Written task — Pull out each line of the data that includes the word "Contains".

Records for processing —
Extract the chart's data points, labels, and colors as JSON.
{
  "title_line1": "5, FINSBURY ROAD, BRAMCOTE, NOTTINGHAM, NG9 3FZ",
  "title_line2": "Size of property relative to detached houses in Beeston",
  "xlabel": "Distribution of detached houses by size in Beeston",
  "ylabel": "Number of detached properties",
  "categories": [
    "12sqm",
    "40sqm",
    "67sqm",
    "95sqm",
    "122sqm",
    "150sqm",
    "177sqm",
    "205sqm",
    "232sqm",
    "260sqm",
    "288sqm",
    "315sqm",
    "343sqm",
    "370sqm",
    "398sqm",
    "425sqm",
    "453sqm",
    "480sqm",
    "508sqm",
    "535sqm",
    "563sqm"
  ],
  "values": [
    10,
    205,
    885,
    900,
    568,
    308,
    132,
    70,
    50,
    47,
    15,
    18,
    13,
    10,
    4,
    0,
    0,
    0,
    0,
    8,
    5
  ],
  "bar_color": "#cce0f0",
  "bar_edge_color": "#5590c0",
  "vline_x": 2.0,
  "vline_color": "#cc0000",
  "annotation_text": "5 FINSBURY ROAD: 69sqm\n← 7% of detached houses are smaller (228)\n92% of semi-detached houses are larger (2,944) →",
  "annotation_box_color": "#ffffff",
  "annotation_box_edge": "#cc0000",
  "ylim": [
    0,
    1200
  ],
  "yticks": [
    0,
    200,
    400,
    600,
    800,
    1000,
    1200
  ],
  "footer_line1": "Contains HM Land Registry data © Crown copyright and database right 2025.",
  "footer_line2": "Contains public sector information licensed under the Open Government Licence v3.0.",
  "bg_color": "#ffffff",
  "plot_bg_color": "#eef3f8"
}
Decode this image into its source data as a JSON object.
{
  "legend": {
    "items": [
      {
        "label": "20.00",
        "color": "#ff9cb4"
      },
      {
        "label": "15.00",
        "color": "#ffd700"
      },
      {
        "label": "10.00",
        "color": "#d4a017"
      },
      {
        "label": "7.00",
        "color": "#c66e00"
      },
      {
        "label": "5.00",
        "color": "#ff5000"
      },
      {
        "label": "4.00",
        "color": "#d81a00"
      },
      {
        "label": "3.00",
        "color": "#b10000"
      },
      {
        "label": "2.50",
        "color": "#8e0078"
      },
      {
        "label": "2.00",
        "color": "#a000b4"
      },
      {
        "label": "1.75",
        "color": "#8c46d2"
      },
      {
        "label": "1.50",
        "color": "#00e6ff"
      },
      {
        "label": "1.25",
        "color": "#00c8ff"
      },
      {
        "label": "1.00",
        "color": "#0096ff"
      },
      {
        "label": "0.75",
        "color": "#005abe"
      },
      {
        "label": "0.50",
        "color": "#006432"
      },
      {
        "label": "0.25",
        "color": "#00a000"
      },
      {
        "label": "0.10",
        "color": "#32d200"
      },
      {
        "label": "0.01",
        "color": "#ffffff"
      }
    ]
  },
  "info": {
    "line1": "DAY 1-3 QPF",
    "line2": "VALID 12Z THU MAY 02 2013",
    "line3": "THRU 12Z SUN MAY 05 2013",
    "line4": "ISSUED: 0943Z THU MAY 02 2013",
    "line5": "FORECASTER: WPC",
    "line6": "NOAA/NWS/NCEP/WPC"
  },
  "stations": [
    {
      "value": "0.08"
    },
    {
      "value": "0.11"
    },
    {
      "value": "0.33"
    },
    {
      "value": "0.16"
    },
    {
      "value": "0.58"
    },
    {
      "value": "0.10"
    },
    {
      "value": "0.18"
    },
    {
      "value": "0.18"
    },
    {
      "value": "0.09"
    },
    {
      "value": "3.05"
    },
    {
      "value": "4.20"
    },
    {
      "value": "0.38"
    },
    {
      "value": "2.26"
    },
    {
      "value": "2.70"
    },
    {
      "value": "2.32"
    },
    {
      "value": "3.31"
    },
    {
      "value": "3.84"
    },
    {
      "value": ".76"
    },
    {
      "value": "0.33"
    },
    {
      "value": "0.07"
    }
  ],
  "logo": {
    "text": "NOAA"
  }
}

---

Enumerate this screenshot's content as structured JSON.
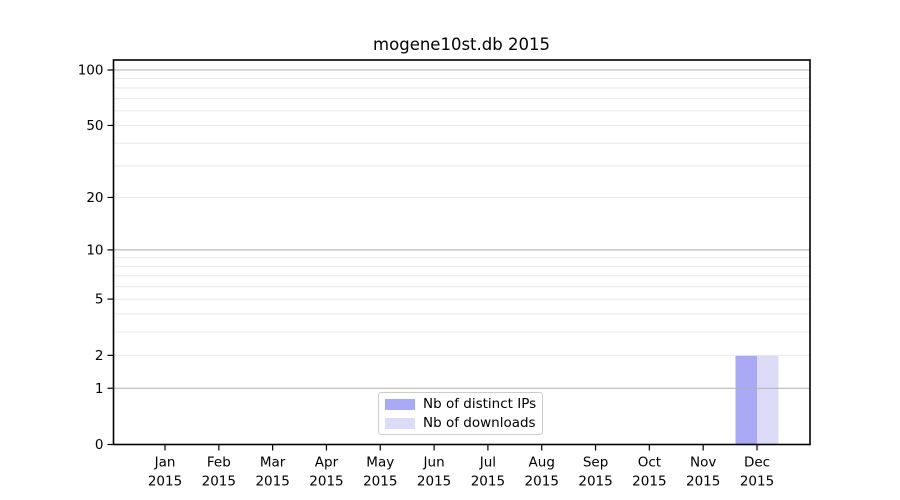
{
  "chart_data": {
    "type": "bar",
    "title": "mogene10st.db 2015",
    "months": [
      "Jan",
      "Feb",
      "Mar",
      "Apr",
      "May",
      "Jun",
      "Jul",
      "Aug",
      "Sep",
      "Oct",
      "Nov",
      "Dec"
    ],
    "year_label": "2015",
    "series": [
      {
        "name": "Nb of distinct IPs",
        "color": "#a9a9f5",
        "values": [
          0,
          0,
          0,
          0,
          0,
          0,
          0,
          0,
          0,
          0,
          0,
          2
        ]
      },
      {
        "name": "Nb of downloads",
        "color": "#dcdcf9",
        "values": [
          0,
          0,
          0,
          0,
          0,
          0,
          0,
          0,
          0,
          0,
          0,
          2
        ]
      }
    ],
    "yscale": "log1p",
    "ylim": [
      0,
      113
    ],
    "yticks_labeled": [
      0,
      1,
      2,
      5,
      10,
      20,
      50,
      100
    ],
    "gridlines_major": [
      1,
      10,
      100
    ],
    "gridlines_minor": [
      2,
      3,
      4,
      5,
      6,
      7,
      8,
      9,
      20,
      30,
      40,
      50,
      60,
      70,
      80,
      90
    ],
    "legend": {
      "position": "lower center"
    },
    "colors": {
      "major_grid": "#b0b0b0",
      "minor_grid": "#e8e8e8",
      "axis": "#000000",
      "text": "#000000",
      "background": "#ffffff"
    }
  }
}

* * *

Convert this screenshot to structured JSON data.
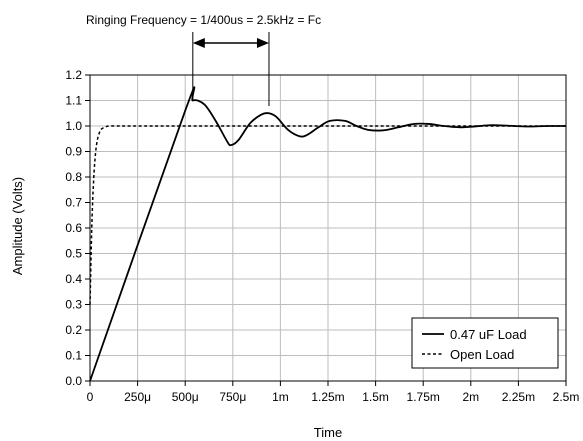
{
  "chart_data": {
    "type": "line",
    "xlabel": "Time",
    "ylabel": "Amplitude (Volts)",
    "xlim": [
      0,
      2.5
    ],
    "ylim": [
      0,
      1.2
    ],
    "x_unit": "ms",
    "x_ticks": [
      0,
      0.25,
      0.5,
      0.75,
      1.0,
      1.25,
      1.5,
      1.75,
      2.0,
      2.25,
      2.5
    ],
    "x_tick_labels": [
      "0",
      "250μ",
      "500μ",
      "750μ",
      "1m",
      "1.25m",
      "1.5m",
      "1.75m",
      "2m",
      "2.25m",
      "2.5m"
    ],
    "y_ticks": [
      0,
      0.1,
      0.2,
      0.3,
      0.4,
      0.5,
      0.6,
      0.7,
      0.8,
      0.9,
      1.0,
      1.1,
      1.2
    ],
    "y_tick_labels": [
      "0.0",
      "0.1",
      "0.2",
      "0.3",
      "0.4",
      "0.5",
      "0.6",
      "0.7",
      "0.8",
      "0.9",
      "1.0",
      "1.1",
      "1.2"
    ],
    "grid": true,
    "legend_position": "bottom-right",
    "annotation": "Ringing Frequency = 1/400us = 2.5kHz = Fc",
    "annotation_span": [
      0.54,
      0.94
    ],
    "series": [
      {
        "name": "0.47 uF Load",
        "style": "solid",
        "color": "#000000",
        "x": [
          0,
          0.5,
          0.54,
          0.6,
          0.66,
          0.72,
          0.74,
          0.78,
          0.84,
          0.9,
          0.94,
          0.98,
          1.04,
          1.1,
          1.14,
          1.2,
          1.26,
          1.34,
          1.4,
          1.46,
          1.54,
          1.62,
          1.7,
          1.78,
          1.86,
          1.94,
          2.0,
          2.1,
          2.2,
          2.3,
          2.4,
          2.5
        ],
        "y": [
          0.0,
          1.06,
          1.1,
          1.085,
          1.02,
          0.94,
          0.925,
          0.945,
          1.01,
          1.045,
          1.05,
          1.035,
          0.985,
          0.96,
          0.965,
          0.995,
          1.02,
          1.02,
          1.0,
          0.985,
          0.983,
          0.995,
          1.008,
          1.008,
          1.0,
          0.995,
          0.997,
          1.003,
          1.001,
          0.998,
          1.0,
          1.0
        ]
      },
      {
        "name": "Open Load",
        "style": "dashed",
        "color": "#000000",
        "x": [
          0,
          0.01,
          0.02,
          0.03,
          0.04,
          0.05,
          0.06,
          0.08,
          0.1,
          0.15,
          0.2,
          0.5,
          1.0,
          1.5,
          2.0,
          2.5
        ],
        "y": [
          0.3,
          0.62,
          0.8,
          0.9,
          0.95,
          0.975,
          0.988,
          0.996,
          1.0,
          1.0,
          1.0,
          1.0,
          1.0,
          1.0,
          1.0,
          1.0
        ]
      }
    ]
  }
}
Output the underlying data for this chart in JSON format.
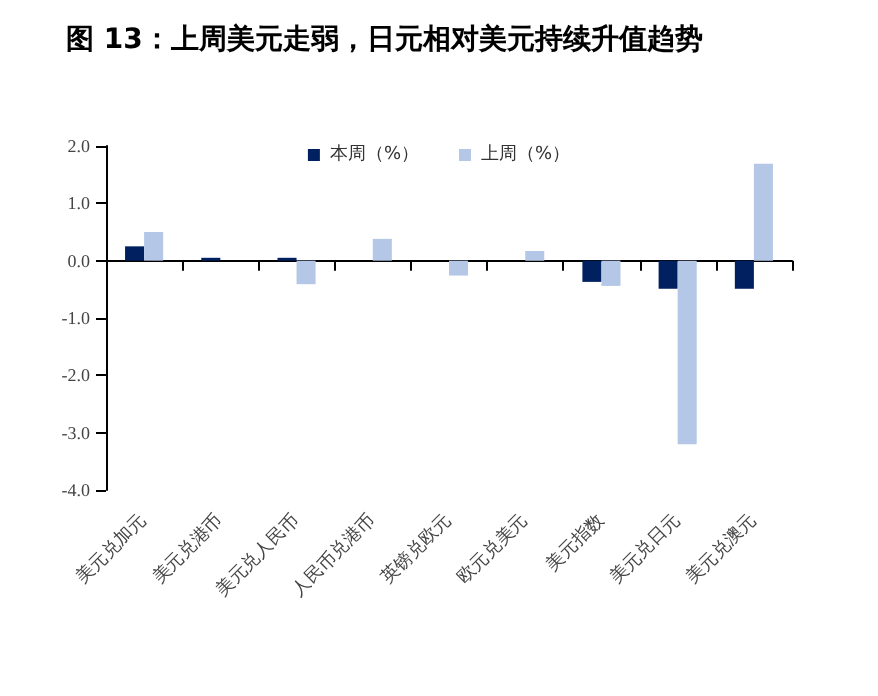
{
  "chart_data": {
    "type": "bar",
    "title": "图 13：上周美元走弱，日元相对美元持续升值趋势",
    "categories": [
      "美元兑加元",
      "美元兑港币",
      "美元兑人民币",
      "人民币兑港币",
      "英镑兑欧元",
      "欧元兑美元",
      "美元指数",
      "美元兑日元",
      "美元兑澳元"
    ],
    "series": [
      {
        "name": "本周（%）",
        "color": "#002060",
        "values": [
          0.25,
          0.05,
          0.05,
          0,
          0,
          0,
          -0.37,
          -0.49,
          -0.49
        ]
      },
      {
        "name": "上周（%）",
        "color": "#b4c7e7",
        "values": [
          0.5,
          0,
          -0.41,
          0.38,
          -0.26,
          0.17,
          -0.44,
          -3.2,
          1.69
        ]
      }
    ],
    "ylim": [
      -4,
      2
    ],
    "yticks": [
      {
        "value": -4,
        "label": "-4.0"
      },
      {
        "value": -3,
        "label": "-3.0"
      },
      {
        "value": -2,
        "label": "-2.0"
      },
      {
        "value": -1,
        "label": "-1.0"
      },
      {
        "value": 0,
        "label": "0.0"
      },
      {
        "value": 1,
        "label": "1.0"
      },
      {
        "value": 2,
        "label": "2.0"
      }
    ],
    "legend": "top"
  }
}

Complete answer —
  "footer_line1": "Contains HM Land Registry data © Crown copyright and database right 2025.",
  "footer_line2": "Contains public sector information licensed under the Open Government Licence v3.0.",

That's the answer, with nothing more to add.